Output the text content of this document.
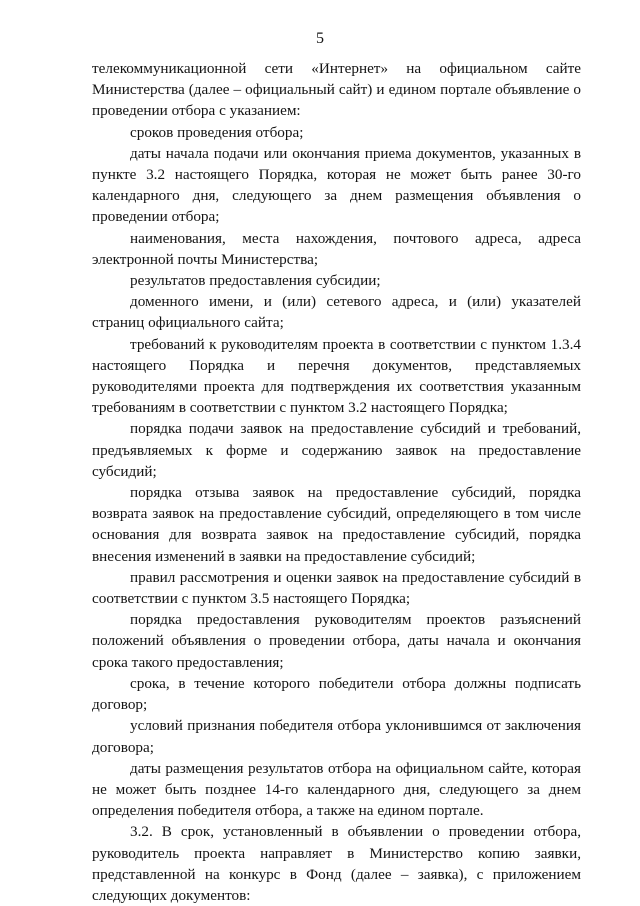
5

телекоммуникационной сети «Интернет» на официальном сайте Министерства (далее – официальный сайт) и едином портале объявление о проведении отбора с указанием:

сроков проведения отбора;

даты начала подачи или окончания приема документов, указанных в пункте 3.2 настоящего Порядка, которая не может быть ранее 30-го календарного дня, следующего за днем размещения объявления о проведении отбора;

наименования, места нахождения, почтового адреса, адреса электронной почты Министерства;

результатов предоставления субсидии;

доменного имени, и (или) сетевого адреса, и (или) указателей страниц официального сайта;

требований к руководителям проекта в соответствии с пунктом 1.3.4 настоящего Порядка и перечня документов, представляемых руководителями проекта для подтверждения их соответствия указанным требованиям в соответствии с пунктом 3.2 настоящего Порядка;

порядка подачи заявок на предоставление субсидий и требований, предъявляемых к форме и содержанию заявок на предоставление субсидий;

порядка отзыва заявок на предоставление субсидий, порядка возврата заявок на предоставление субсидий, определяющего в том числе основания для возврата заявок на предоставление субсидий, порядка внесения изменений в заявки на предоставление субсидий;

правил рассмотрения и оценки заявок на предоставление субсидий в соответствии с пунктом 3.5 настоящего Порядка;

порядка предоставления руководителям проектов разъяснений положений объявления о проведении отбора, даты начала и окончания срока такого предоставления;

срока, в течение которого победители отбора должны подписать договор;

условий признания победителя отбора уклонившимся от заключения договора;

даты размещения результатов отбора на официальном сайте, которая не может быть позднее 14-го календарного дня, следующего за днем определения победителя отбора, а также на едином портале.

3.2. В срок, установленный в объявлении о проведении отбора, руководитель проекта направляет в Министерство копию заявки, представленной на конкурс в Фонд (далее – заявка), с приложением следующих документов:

* * *

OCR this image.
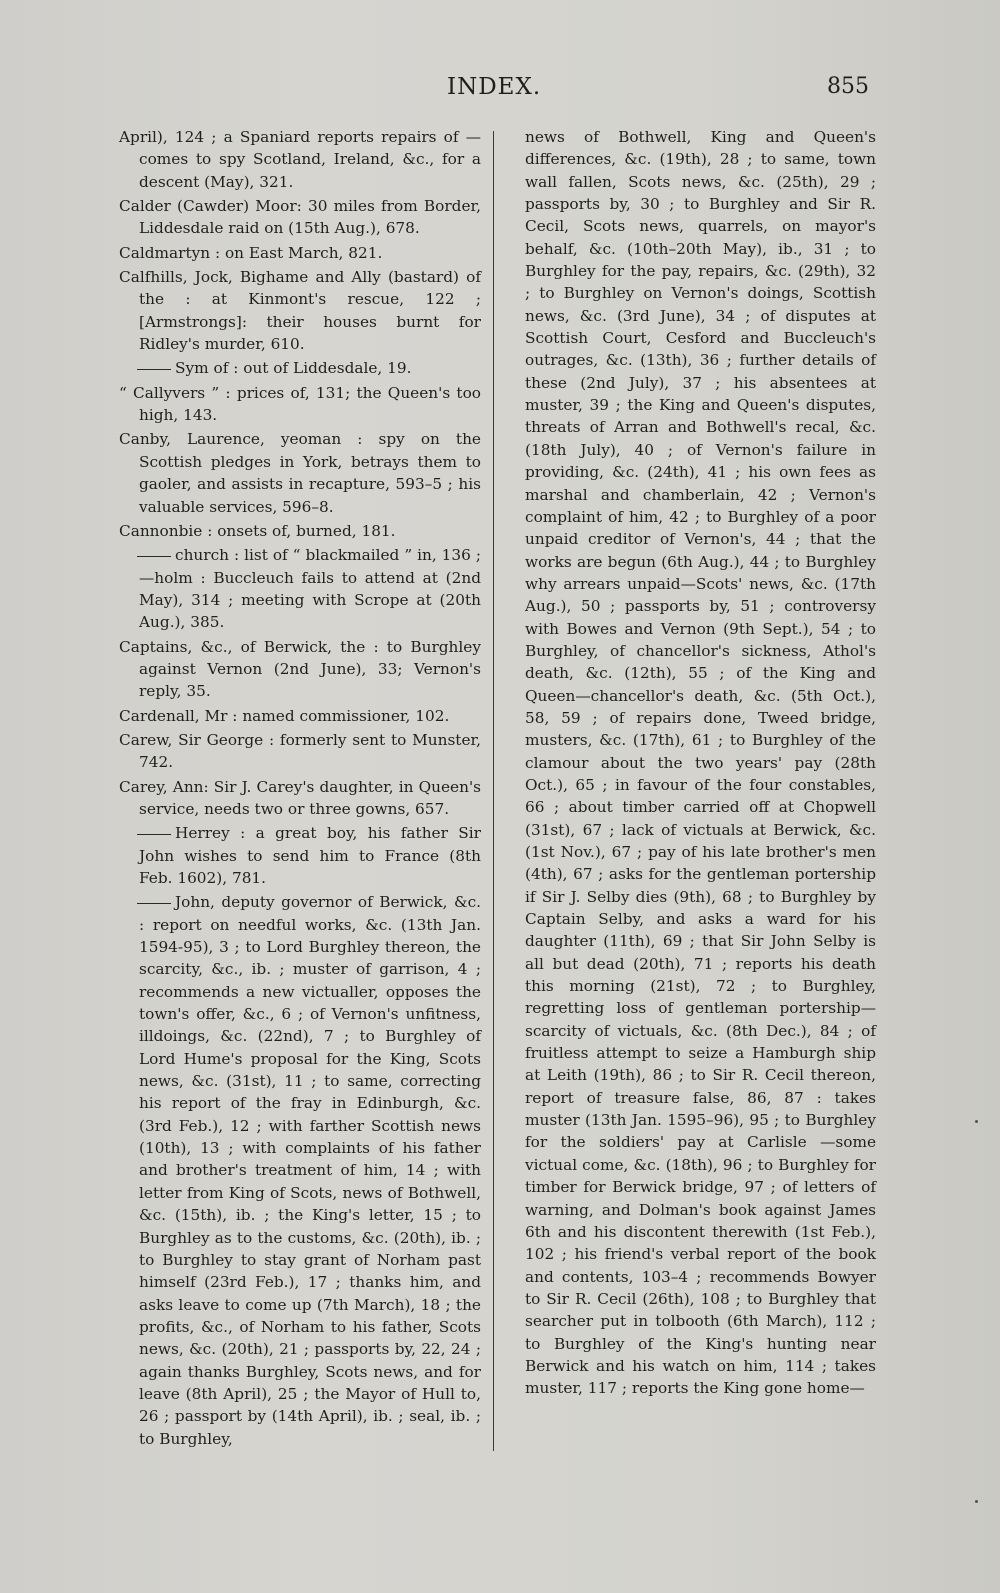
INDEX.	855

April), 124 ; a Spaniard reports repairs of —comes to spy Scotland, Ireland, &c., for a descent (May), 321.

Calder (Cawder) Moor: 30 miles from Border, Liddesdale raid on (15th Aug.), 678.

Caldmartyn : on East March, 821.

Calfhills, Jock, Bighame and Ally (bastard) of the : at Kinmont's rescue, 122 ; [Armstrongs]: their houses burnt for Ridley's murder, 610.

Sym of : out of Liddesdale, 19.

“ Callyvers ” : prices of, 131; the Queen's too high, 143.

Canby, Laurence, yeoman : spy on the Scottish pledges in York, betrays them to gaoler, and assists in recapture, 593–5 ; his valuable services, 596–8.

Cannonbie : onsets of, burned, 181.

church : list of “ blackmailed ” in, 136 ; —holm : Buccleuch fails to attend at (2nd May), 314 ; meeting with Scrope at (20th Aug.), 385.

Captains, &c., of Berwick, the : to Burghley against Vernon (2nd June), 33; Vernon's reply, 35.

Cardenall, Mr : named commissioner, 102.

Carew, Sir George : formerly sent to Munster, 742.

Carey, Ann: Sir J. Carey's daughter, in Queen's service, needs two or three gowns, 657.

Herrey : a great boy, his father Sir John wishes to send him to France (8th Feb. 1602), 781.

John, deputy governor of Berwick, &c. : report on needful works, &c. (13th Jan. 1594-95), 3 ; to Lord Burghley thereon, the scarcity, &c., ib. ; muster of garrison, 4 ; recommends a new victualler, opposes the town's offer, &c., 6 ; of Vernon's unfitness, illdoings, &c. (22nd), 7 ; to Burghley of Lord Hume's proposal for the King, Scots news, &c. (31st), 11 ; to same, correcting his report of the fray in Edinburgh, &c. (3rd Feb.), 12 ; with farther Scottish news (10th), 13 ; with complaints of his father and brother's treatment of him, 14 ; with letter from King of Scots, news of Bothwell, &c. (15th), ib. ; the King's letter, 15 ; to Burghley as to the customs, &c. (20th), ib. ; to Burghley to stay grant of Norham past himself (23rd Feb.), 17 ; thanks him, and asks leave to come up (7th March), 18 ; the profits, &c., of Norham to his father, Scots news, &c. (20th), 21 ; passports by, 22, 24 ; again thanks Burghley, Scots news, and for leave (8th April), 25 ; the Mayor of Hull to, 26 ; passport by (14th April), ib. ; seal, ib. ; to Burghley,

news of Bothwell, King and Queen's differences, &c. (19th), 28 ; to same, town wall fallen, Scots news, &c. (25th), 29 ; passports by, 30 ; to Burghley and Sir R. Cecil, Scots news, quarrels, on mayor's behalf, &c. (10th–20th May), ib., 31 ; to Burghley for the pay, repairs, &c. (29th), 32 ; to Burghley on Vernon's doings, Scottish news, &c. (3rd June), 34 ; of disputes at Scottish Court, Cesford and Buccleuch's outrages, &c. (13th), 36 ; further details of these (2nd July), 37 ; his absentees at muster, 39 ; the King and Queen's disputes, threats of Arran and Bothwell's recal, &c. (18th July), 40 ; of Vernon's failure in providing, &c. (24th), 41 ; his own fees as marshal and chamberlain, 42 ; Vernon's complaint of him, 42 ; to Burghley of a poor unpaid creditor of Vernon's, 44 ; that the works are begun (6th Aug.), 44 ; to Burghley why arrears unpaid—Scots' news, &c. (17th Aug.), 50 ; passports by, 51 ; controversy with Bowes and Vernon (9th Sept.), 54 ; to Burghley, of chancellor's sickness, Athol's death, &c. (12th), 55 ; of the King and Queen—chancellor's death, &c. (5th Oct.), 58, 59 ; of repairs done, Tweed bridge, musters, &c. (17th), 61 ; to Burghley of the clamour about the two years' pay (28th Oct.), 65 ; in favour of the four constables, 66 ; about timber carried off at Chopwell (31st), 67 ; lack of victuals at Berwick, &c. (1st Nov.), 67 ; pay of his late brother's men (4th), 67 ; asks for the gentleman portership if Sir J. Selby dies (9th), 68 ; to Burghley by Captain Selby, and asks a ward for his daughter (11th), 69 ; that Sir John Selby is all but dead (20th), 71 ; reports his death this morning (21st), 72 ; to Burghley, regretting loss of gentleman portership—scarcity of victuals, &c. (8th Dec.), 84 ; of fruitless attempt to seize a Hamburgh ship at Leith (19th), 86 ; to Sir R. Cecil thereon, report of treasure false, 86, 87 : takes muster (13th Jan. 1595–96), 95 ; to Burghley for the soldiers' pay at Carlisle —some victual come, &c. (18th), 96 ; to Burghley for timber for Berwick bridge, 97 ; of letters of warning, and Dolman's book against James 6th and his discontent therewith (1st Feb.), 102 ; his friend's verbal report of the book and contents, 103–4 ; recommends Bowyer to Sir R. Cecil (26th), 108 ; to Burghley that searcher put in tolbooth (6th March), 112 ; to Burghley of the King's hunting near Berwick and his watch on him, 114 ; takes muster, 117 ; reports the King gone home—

==

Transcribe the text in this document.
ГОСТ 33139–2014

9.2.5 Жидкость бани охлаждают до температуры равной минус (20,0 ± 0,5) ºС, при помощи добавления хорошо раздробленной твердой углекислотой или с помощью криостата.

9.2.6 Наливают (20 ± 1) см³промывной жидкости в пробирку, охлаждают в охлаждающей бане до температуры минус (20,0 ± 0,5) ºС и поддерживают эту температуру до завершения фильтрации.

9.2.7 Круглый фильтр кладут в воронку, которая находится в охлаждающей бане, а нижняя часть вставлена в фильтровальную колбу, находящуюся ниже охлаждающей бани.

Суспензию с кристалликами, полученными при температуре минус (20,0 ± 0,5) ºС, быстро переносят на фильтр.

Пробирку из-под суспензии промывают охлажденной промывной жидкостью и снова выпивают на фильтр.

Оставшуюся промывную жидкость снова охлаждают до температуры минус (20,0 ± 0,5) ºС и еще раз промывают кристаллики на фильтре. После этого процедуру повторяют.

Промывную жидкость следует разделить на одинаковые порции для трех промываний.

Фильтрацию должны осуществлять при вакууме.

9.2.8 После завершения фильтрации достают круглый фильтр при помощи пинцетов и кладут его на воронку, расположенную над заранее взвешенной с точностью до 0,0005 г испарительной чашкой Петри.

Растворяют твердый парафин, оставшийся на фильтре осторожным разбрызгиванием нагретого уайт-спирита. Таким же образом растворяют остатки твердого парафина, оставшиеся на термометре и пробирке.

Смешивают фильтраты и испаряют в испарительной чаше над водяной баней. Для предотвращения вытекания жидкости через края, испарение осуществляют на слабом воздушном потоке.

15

Task to complete =>
Which lines of the data include "результатов"? Copy each of them.

Problem solution =>
результатов предоставления субсидии;
даты размещения результатов отбора на официальном сайте, которая не может быть позднее 14-го календарного дня, следующего за днем определения победителя отбора, а также на едином портале.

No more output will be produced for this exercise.